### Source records
--- Begin ---

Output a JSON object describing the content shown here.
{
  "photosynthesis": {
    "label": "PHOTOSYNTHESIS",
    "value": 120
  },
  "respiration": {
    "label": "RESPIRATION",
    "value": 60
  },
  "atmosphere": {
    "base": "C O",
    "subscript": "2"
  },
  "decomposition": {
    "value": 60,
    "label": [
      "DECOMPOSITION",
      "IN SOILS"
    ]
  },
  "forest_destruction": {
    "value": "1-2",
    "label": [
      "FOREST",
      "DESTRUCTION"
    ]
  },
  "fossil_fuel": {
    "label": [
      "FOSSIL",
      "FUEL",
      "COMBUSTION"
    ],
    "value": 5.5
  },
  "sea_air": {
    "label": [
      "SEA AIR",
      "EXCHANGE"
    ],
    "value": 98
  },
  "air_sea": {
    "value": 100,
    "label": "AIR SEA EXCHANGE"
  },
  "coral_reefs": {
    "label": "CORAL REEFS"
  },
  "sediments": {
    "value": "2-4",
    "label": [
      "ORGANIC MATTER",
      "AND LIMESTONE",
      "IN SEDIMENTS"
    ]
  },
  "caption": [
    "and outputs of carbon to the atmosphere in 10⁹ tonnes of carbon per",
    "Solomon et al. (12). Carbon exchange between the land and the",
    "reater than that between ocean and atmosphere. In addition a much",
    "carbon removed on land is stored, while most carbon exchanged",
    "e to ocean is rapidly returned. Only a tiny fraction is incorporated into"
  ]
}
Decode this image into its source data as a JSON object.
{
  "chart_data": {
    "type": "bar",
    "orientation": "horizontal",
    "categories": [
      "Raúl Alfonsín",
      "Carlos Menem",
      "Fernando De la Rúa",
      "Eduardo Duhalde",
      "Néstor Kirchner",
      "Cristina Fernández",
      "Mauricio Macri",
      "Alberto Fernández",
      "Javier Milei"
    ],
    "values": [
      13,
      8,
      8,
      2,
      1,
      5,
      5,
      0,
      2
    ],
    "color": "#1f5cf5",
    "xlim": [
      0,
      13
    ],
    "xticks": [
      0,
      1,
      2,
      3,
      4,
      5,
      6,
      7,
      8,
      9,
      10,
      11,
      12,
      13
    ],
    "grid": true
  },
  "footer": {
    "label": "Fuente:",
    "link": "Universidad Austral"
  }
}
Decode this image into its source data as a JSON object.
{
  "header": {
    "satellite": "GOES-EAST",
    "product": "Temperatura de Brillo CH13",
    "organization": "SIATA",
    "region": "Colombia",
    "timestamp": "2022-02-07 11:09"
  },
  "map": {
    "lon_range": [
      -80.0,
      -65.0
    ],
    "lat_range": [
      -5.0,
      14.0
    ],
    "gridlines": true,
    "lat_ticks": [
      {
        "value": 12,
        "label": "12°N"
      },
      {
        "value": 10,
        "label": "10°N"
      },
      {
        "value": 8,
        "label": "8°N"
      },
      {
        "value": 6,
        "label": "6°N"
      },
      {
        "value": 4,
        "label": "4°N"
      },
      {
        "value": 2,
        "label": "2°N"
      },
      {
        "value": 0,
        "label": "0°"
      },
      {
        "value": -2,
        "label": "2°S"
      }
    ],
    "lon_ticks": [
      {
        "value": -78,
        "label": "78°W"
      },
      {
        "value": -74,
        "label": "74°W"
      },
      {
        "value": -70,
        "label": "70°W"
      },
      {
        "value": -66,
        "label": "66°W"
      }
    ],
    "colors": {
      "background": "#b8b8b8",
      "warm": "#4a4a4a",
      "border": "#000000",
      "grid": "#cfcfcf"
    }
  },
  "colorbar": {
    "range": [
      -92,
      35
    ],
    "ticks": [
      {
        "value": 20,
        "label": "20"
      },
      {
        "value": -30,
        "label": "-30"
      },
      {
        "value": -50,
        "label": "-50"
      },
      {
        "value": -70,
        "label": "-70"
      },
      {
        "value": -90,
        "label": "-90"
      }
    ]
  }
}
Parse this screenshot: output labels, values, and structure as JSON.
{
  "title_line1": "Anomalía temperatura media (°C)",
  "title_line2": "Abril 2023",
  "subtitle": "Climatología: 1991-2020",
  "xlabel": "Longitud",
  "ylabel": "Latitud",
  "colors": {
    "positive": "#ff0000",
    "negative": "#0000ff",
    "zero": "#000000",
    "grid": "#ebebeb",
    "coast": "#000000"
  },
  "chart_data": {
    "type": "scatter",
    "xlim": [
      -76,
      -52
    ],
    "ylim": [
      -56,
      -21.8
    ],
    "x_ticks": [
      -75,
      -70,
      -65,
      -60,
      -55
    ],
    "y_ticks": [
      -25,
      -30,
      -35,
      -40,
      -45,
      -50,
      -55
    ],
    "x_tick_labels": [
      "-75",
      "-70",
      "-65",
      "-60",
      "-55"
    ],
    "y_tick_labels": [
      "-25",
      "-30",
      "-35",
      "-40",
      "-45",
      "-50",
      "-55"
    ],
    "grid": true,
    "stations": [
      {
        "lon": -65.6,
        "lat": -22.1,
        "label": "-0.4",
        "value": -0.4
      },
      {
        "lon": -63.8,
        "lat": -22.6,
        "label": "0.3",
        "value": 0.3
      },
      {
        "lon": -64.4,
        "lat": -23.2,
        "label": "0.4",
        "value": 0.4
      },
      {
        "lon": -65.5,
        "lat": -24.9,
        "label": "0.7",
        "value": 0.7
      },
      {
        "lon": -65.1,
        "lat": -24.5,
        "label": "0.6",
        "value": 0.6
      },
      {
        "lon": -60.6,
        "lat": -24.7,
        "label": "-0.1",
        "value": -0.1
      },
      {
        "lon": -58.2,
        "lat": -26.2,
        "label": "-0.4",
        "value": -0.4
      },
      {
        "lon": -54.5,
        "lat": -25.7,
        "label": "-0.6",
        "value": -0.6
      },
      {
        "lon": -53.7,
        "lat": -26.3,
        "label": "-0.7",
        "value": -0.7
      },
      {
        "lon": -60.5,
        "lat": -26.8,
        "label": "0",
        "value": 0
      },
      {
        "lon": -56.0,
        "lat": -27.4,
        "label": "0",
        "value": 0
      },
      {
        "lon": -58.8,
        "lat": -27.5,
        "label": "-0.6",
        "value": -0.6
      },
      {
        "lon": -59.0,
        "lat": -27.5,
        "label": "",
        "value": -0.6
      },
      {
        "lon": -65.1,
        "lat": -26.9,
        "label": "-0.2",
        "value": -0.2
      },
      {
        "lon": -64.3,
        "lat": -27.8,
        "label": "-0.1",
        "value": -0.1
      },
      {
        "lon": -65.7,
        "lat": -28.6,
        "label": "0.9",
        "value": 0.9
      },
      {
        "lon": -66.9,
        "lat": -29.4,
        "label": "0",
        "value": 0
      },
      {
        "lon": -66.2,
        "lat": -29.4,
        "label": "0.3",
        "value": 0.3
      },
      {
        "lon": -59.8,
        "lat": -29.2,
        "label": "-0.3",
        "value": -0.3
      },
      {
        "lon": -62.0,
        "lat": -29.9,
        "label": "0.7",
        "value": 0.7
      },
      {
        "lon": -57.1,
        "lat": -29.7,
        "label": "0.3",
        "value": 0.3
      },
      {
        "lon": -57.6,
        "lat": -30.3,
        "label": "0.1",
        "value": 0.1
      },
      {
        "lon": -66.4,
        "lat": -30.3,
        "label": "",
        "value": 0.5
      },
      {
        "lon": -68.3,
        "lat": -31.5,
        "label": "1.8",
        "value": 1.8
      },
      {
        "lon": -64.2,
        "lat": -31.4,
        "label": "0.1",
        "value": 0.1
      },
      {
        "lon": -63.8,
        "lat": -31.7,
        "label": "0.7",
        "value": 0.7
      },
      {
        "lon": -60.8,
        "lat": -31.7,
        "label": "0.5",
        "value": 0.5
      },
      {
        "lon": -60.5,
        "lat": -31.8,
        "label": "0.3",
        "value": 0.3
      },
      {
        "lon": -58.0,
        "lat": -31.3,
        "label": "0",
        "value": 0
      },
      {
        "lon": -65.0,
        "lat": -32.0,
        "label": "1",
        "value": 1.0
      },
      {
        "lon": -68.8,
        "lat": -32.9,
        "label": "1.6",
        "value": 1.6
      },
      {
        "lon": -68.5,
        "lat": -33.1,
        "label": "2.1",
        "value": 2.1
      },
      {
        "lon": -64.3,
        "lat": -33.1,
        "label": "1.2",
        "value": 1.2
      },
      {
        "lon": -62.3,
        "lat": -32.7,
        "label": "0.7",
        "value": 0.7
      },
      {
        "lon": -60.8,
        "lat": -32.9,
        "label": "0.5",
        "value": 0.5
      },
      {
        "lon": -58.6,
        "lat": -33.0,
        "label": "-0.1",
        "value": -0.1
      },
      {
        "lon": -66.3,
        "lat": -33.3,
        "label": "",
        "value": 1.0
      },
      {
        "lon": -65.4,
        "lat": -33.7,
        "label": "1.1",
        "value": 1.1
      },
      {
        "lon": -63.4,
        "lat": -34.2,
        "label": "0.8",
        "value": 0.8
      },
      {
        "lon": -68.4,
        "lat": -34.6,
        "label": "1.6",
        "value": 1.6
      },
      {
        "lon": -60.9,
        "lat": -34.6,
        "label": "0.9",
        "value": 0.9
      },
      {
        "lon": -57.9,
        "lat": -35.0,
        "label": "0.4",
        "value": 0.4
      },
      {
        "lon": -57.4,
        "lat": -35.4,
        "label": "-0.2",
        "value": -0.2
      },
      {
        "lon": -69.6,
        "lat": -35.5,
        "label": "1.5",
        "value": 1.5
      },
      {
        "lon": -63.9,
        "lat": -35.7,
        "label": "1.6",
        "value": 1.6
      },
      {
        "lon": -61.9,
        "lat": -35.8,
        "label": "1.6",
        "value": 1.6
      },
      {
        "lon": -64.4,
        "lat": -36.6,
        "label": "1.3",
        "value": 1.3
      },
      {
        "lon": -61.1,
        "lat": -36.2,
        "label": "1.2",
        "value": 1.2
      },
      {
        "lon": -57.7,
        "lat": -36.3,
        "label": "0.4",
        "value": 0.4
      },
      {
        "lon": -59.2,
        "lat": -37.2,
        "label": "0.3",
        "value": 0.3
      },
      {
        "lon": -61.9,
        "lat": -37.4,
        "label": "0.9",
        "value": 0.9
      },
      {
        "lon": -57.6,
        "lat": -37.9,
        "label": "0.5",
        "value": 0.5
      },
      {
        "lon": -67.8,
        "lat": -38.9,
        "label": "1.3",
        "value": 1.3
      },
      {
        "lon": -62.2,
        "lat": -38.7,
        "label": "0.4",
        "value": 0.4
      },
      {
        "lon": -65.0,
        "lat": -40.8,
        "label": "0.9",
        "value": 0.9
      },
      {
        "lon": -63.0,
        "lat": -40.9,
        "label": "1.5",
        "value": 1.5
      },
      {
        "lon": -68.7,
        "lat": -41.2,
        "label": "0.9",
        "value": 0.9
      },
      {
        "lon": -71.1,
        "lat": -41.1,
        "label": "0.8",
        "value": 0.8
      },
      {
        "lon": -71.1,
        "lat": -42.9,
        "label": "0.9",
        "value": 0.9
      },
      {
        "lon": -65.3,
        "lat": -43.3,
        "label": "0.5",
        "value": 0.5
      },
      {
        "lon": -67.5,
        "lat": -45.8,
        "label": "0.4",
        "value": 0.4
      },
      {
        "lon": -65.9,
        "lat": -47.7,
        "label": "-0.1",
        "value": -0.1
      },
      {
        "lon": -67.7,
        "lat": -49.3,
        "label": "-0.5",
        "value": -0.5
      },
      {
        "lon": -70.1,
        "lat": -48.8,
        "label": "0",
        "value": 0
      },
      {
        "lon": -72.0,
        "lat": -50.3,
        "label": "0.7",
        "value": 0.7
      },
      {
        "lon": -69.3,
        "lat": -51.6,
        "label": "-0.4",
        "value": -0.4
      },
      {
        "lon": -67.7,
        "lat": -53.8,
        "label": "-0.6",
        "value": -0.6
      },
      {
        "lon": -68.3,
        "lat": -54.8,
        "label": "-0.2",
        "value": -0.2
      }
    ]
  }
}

--- End ---

### WHAT THE EXERCISE ASKS
Where does the word "land" appear in the listing? List each line that holds it.

### RESPONSE TO THE TASK
    "Solomon et al. (12). Carbon exchange between the land and the",
    "carbon removed on land is stored, while most carbon exchanged",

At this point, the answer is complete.